WRITTEN TASK.
Reproduce all of the data that follows, character for character.

Items from a data source

________

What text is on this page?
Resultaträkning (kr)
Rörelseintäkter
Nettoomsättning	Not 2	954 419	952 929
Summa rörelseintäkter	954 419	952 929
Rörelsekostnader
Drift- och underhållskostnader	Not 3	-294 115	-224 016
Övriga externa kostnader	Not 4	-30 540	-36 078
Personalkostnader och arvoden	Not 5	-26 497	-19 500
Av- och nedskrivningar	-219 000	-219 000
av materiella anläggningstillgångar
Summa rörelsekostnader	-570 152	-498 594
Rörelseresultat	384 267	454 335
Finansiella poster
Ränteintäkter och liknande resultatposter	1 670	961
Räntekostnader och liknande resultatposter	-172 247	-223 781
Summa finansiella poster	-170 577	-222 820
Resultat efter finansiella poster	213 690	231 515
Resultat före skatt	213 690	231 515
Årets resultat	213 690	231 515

________

FULL ANSWER.
What text is on this page?
Resultaträkning (kr)
Rörelseintäkter
Nettoomsättning	Not 2	954 419	952 929
Summa rörelseintäkter	954 419	952 929
Rörelsekostnader
Drift- och underhållskostnader	Not 3	-294 115	-224 016
Övriga externa kostnader	Not 4	-30 540	-36 078
Personalkostnader och arvoden	Not 5	-26 497	-19 500
Av- och nedskrivningar	-219 000	-219 000
av materiella anläggningstillgångar
Summa rörelsekostnader	-570 152	-498 594
Rörelseresultat	384 267	454 335
Finansiella poster
Ränteintäkter och liknande resultatposter	1 670	961
Räntekostnader och liknande resultatposter	-172 247	-223 781
Summa finansiella poster	-170 577	-222 820
Resultat efter finansiella poster	213 690	231 515
Resultat före skatt	213 690	231 515
Årets resultat	213 690	231 515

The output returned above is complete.